Given problem = In the material below, list every line carrying the string "during".

Data provided =
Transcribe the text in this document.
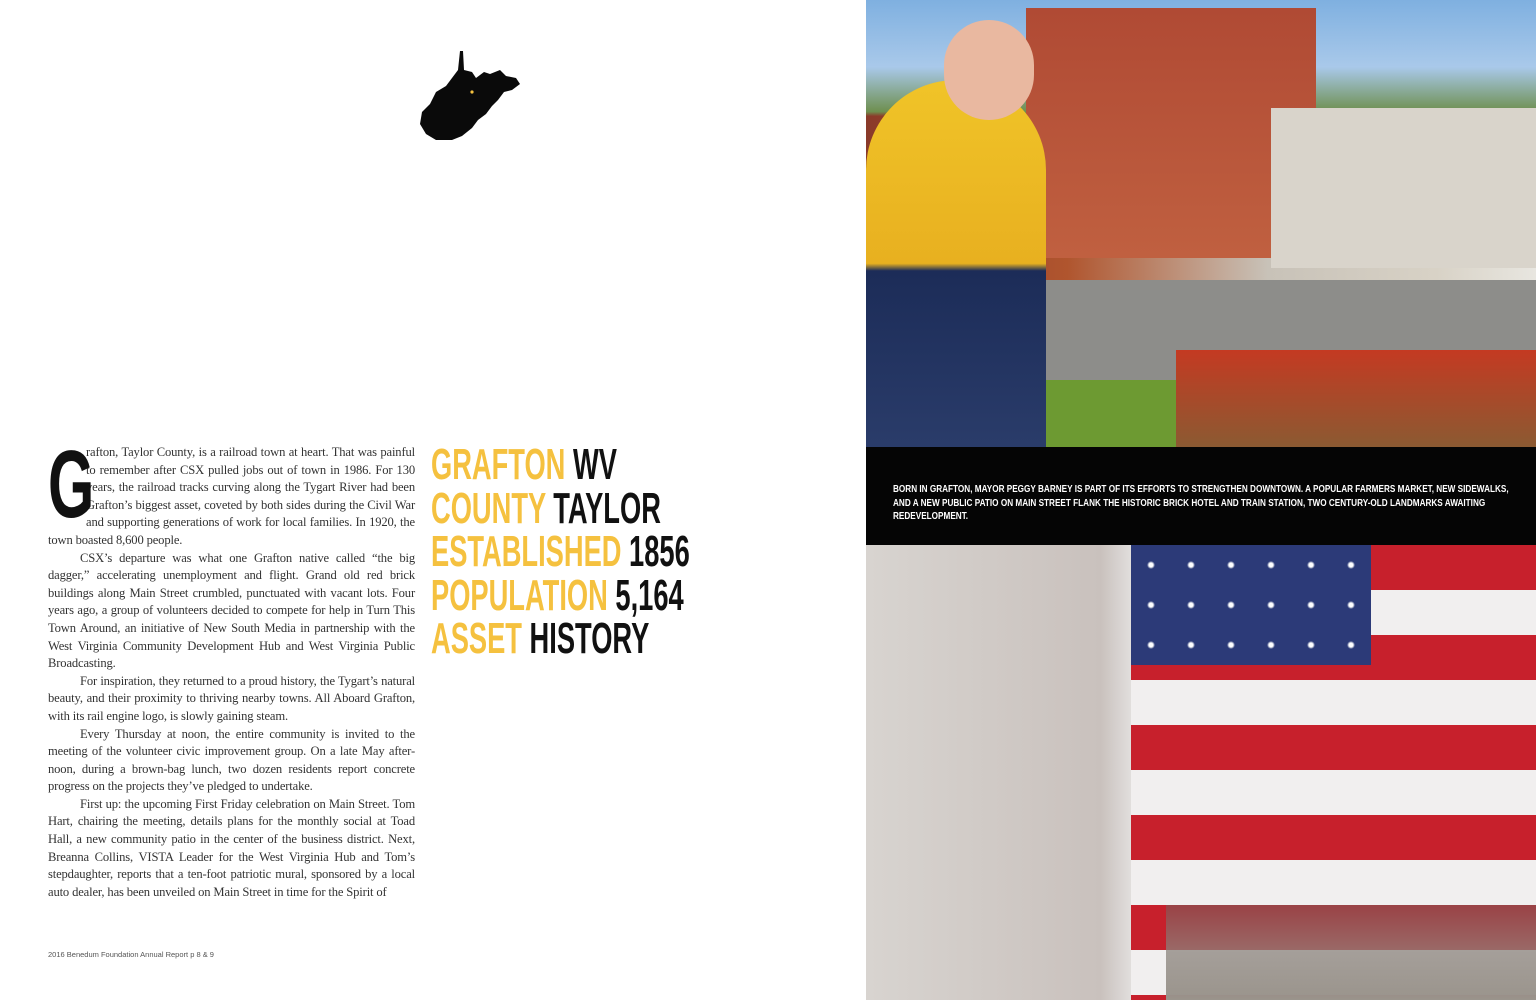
G
rafton, Taylor County, is a railroad town at heart. That was painful to remember after CSX pulled jobs out of town in 1986. For 130 years, the railroad tracks curving along the Tygart River had been Grafton’s biggest asset, coveted by both sides during the Civil War and supporting generations of work for local families. In 1920, the town boasted 8,600 people.

CSX’s departure was what one Grafton native called “the big dagger,” accelerating unemployment and flight. Grand old red brick buildings along Main Street crumbled, punctuated with vacant lots. Four years ago, a group of volunteers decided to compete for help in Turn This Town Around, an initiative of New South Media in partnership with the West Virginia Community Development Hub and West Virginia Public Broadcasting.

For inspiration, they returned to a proud history, the Tygart’s natural beauty, and their proximity to thriving nearby towns. All Aboard Grafton, with its rail engine logo, is slowly gaining steam.

Every Thursday at noon, the entire community is invited to the meeting of the volunteer civic improvement group. On a late May after-noon, during a brown-bag lunch, two dozen residents report concrete progress on the projects they’ve pledged to undertake.

First up: the upcoming First Friday celebration on Main Street. Tom Hart, chairing the meeting, details plans for the monthly social at Toad Hall, a new community patio in the center of the business district. Next, Breanna Collins, VISTA Leader for the West Virginia Hub and Tom’s stepdaughter, reports that a ten-foot patriotic mural, sponsored by a local auto dealer, has been unveiled on Main Street in time for the Spirit of

GRAFTON WV
COUNTY TAYLOR
ESTABLISHED 1856
POPULATION 5,164
ASSET HISTORY
2016 Benedum Foundation Annual Report p 8 & 9
BORN IN GRAFTON, MAYOR PEGGY BARNEY IS PART OF ITS EFFORTS TO STRENGTHEN DOWNTOWN. A POPULAR FARMERS MARKET, NEW SIDEWALKS, AND A NEW PUBLIC PATIO ON MAIN STREET FLANK THE HISTORIC BRICK HOTEL AND TRAIN STATION, TWO CENTURY-OLD LANDMARKS AWAITING REDEVELOPMENT.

Response to the exercise =
rafton, Taylor County, is a railroad town at heart. That was painful to remember after CSX pulled jobs out of town in 1986. For 130 years, the railroad tracks curving along the Tygart River had been Grafton’s biggest asset, coveted by both sides during the Civil War and supporting generations of work for local families. In 1920, the town boasted 8,600 people.
Every Thursday at noon, the entire community is invited to the meeting of the volunteer civic improvement group. On a late May after-noon, during a brown-bag lunch, two dozen residents report concrete progress on the projects they’ve pledged to undertake.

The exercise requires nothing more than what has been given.